START Page text

Opinion issued March 22, 2007
In The
Court of Appeals
For The
First District of Texas
NO. 01-06-00589-CV
CHUCK OKO, Appellant
V.
SAMUEL OGUNTOPE, Appellee
On Appeal from County Civil Court at Law No. 4 (1)
Harris County, Texas
Trial Court Cause No. 817272
MEMORANDUM OPINION
Appellant, Chuck Oko, appeals from a judgment in the amount of $2,334 in
damages and $9,500 in attorney's fees, which was rendered after a bench trial in favor
of appellee, Samuel Oguntope, on his claim of fraud. We determine (1) whether
appellant sufficiently presented his challenge that the trial court erred by rendering
judgment in favor of appellee because the evidence showed that appellant was
authorized to enter into settlement negotiations; (2) whether the evidence was legally
and factually insufficient to prove that appellant made a material representation to
appellee that there was a settlement agreement; and (3) whether the trial court erred
by awarding "an excessive amount of attorney's fees." We affirm.Background
On January 23, 2003, Emmanuel Ajibade was awarded a judgment ("the
Ajibade judgment") against appellee in the amount of $4,000, plus interest and
$5,500 in attorney's fees. Ajibade had retained Okorafor & Associates (also referred
to in the record as Okorafor & Mgbaraho) ("the law firm") to represent him against
appellee. James Okorafor and appellant were lawyers at the law firm. While at the
law firm, appellant prepared and filed legal documents and attended hearings in
Ajibade's case. The law firm was restructured and eventually dissolved. Okorafor
represented Ajibade after the dissolution of the law firm.
Appellant sought a writ of execution for the Ajibade judgment against appellee.
As a result, appellee contacted appellant and entered into negotiations with him to
"settle" the Ajibade judgment. At the time that appellant filed the writ of execution
and engaged in negotiations with appellee, appellant was no longer affiliated with the
law firm. Appellant contacted Ajibade, who did not know that appellant was no
longer with the law firm, and informed Ajibade that appellee wanted to settle the
Ajibade judgment. Ajibade told appellant that he "[could] not accept appellee's
money . . . ." Appellant accepted three payments from appellee totaling $2,334, but
did not tender the money to Ajibade; instead, he deposited the money into his trust
account. After receiving those payments, appellant contacted appellee and demanded
more money. Appellant then sought another writ of execution against appellee on the
Ajibade judgment.
After appellee discovered that appellant did not have the authority to settle the
Ajibade judgment, he filed the suit underlying this appeal against appellant. In his
petition, appellee alleged that appellant was "acting without authority and defrauding
[appellee] out of [appellee's] money" and requested that the trial court "declare that
the Writ of Execution and the settlement agreement was done without authority and
[appellee] is entitled to have his money returned to him plus additional damages [that
appellee] incurred."

END Page text

* _Short problem_
Answer these questions from the court opinion:
(a) How much did the trial court award appellee in attorney's fees?
(b) Apart from interest and attorney's fees, what amount was Ajibade awarded against appellee?
(c) Where did appellant put the three payments he received from appellee?
The rows that come next are separate material, unrelated to the court opinion.

START Extracted information

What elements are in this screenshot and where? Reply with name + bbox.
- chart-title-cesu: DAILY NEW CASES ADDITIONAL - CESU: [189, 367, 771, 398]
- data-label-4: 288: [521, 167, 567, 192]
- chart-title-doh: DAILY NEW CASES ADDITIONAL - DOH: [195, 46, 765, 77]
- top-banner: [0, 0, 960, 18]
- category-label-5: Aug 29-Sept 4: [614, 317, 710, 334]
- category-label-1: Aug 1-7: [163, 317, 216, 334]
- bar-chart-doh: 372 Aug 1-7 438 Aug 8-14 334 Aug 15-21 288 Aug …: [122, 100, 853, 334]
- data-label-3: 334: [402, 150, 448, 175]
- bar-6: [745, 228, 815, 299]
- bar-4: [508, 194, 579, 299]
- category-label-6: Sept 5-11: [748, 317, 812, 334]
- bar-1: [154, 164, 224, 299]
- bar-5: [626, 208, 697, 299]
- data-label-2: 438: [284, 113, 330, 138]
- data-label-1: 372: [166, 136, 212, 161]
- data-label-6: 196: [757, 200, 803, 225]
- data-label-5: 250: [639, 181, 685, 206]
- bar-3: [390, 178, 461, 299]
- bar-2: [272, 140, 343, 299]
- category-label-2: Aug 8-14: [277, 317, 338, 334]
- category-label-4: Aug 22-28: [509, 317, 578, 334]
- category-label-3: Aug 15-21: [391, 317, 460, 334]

END Extracted information
START Extracted information

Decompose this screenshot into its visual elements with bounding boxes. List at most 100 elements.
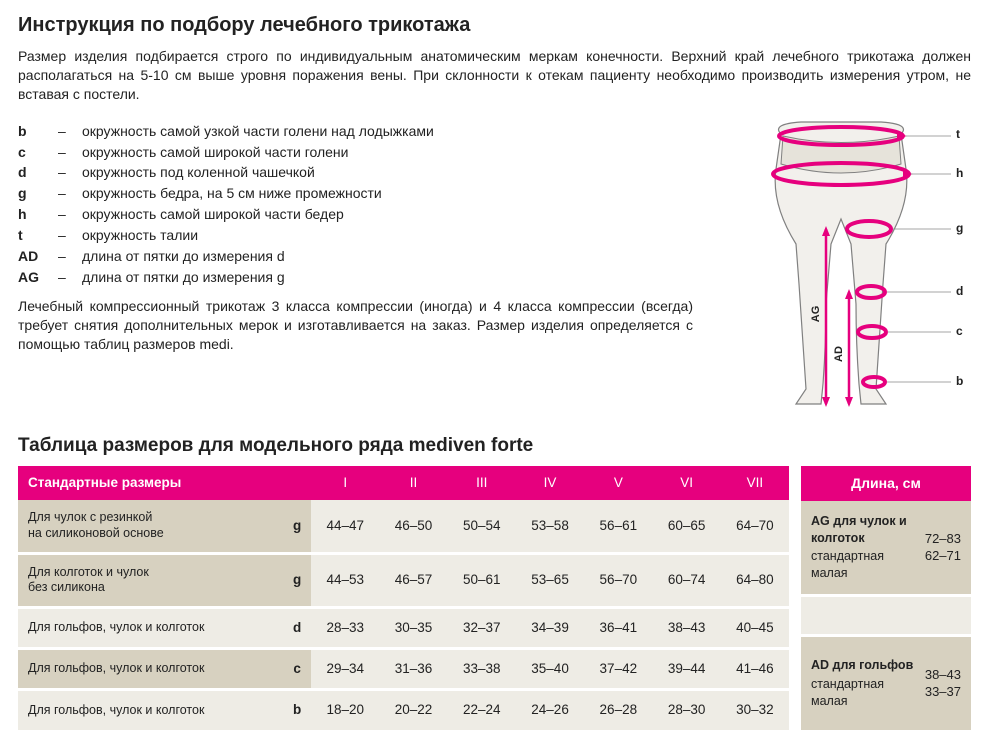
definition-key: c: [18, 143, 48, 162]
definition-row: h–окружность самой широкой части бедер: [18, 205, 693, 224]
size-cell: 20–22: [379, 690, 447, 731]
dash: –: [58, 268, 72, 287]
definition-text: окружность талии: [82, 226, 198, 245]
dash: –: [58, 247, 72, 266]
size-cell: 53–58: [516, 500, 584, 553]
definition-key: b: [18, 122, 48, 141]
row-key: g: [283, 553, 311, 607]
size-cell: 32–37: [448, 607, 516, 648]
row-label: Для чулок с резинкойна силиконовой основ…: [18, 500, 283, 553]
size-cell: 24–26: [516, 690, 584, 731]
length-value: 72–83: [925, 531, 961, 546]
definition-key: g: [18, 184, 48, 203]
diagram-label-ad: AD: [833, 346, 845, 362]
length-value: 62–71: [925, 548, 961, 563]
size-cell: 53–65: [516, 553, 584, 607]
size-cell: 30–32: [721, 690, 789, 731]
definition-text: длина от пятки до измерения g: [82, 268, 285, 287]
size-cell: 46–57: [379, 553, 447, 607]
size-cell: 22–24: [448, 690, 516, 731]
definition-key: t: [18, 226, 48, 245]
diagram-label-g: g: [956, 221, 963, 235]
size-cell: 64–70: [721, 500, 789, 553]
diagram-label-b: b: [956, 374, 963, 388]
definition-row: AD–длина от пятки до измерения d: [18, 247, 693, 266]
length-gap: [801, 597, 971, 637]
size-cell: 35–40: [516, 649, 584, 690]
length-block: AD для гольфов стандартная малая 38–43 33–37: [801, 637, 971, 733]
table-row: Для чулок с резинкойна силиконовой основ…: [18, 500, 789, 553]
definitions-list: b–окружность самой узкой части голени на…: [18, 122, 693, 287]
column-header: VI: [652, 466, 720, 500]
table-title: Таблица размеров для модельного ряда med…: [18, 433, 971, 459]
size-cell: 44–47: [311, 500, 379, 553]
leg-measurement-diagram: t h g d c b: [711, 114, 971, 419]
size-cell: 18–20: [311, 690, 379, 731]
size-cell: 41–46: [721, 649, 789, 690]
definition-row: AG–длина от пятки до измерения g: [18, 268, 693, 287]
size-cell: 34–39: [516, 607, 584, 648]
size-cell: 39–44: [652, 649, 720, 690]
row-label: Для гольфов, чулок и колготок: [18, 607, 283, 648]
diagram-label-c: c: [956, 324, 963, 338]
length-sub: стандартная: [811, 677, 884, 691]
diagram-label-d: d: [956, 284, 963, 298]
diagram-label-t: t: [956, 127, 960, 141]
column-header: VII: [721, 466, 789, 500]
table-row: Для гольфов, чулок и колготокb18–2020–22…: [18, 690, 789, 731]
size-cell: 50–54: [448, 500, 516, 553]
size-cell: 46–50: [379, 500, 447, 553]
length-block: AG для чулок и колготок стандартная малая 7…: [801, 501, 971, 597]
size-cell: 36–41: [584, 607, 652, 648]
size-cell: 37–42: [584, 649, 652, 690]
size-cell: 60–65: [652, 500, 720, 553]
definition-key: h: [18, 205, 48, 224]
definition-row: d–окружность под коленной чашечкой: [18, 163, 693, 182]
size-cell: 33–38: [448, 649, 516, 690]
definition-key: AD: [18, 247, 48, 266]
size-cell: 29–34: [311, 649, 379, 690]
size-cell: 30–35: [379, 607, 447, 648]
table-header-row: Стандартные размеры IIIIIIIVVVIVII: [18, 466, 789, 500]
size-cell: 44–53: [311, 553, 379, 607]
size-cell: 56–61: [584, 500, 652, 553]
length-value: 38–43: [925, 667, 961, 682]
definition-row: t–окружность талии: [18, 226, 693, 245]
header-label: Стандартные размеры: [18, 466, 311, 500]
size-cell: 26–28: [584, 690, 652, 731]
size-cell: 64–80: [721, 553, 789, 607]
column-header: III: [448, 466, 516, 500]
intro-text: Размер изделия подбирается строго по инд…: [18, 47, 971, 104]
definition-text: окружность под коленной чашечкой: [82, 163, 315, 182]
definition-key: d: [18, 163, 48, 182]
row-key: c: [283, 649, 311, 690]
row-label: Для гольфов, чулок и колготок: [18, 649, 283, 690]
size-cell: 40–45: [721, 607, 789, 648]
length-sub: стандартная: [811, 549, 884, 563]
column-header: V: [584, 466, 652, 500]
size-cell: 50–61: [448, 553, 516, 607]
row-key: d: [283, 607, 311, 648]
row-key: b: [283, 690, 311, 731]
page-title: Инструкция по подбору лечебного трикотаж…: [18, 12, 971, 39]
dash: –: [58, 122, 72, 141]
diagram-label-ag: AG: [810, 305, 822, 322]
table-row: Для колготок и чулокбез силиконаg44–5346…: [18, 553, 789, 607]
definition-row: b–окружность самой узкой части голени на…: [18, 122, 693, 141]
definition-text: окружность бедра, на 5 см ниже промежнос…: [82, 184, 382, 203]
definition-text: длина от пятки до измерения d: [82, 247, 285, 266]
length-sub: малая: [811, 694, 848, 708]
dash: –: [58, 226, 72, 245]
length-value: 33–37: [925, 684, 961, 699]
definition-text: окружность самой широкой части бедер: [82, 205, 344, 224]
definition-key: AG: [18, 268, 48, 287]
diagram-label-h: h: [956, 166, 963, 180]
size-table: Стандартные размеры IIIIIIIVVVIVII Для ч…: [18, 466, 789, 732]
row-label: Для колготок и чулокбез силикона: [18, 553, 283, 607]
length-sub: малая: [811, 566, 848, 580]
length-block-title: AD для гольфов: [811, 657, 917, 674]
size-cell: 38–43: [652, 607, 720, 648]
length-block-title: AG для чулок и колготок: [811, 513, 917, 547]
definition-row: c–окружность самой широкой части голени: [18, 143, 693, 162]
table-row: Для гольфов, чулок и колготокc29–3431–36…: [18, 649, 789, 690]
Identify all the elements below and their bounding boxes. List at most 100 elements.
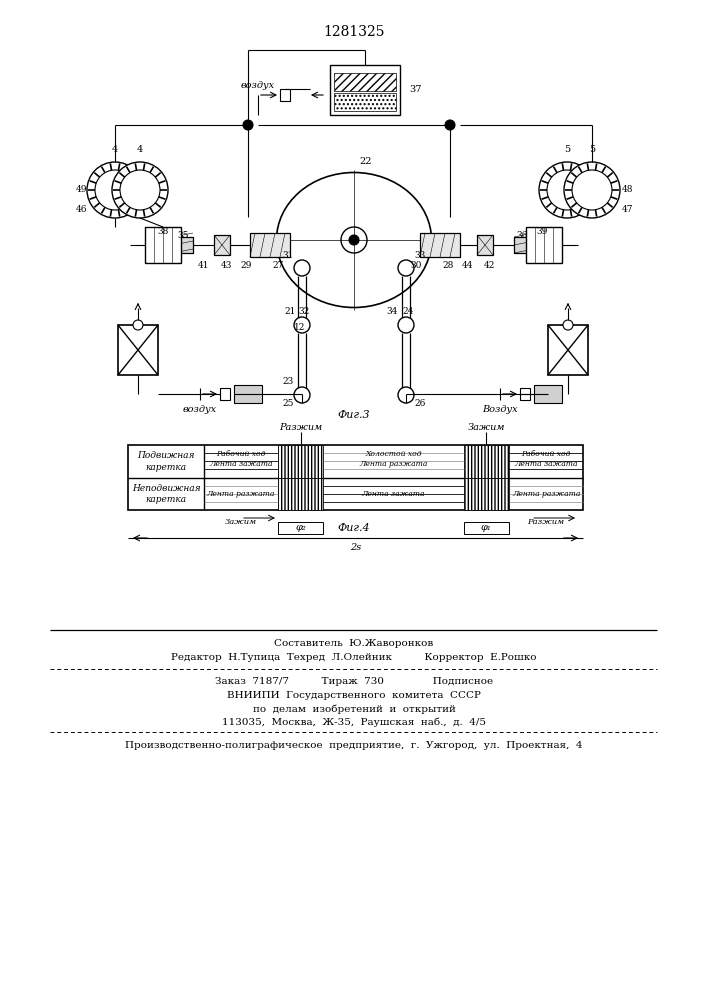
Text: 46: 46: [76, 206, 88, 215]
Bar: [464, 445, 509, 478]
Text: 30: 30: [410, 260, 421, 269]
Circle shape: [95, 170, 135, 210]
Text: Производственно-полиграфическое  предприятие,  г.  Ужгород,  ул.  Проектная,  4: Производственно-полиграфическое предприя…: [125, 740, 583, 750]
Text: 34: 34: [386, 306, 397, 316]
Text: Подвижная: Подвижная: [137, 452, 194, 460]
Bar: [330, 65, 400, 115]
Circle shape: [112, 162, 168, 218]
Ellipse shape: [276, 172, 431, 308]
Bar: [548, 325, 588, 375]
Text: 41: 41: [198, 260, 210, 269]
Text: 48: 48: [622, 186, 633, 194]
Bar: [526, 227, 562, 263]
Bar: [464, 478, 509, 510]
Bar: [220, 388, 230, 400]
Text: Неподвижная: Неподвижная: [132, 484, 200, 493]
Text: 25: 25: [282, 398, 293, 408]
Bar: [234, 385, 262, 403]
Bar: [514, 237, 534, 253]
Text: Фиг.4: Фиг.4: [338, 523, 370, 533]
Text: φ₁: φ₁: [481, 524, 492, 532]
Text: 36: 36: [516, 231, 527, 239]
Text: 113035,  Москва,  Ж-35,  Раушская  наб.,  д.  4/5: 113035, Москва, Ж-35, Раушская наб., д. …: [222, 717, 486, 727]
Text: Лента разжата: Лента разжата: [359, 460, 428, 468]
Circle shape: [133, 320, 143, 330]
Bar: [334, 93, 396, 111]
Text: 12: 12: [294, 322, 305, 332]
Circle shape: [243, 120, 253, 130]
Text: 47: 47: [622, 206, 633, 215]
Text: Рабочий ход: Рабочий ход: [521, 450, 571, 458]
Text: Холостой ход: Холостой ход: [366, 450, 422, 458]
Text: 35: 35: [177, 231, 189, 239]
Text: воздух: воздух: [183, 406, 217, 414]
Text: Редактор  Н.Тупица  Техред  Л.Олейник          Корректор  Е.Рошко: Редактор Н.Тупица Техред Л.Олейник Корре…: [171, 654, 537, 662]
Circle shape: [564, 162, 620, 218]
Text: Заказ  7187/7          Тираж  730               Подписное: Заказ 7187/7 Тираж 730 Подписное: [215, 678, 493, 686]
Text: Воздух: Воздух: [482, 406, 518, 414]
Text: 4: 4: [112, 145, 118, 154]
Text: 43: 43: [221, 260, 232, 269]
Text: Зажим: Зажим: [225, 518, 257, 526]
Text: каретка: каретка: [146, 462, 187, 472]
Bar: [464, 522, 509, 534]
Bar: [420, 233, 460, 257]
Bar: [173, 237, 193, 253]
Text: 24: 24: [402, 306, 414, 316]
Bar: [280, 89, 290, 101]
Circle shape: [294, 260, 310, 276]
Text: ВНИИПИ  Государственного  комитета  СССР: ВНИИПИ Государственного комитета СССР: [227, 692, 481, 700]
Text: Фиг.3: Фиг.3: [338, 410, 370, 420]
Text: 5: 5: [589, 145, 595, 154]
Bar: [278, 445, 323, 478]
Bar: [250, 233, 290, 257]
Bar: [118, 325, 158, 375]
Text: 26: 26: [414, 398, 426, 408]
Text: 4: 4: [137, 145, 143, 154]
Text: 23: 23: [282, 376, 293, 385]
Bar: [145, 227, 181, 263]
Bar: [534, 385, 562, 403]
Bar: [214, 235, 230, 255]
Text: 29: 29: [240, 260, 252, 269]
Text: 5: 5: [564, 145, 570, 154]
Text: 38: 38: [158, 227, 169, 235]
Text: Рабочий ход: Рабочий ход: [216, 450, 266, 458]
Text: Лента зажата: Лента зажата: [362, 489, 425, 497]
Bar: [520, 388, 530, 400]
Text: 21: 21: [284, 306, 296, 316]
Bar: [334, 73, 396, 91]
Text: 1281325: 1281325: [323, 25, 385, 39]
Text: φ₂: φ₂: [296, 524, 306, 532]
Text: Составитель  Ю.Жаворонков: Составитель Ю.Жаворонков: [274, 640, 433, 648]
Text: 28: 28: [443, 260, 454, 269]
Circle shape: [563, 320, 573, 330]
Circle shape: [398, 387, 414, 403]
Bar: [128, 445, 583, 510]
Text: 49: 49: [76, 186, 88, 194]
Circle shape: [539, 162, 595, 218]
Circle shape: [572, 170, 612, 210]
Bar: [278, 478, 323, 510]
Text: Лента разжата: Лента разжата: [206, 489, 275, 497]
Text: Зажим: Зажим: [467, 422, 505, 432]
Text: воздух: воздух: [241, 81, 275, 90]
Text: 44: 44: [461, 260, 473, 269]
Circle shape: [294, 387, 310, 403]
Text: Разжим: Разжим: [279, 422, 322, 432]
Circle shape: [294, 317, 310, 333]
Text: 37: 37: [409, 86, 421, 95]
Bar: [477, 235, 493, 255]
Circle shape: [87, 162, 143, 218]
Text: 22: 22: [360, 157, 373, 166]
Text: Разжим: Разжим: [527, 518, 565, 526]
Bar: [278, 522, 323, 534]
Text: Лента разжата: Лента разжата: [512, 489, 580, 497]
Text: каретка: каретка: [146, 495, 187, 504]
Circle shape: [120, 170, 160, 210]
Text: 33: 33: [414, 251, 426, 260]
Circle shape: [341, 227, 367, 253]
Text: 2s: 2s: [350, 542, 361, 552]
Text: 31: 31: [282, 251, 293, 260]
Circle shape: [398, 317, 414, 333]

END Extracted information
START Extracted information

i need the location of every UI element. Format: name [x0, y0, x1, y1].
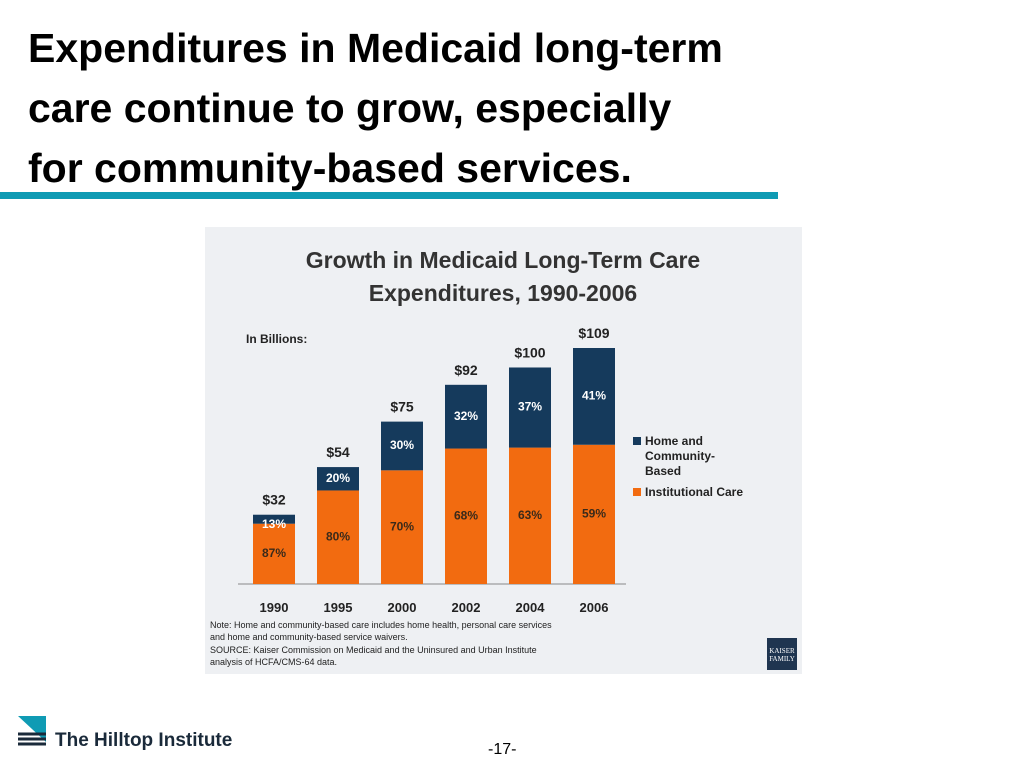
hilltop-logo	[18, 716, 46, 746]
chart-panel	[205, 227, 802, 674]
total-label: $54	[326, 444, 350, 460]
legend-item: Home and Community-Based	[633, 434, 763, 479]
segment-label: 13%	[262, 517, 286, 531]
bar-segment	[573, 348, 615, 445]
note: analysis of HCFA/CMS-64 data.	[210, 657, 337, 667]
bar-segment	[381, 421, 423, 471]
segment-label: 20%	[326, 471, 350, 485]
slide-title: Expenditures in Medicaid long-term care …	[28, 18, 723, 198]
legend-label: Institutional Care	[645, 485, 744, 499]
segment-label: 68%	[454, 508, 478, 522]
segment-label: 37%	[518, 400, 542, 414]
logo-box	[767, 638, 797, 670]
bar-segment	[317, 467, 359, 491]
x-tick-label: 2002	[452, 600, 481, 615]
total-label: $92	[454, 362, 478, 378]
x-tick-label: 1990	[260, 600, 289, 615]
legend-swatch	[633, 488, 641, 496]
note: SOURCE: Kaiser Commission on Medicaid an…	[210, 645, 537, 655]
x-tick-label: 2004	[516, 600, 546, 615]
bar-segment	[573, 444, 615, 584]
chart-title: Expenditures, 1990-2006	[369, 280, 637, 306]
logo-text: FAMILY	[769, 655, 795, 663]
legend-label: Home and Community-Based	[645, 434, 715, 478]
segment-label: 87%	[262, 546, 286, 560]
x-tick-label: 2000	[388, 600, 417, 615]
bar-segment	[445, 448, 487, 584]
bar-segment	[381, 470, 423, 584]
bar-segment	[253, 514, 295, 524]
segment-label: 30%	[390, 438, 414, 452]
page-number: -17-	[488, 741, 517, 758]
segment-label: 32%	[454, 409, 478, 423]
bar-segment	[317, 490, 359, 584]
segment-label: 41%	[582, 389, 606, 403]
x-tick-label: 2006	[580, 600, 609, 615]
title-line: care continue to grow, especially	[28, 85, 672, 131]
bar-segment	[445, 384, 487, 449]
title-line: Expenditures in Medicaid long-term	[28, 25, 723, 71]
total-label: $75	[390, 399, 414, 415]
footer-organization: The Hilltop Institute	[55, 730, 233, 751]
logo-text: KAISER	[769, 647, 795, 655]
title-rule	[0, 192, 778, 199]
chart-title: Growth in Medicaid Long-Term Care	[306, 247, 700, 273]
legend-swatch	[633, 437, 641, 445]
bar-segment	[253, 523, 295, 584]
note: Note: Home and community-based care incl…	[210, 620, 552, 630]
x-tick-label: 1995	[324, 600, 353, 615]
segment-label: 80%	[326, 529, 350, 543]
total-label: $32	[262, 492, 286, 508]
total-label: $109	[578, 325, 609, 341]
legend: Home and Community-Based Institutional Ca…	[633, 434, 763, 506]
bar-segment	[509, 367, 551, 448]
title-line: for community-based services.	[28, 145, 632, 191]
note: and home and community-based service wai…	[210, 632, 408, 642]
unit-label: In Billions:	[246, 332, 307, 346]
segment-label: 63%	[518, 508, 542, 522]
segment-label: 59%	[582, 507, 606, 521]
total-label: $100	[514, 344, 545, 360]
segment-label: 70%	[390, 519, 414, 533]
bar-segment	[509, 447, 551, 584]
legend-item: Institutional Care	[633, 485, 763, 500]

END Extracted information

* _Task output_
(a) $9,500
(b) $4,000
(c) Into his trust account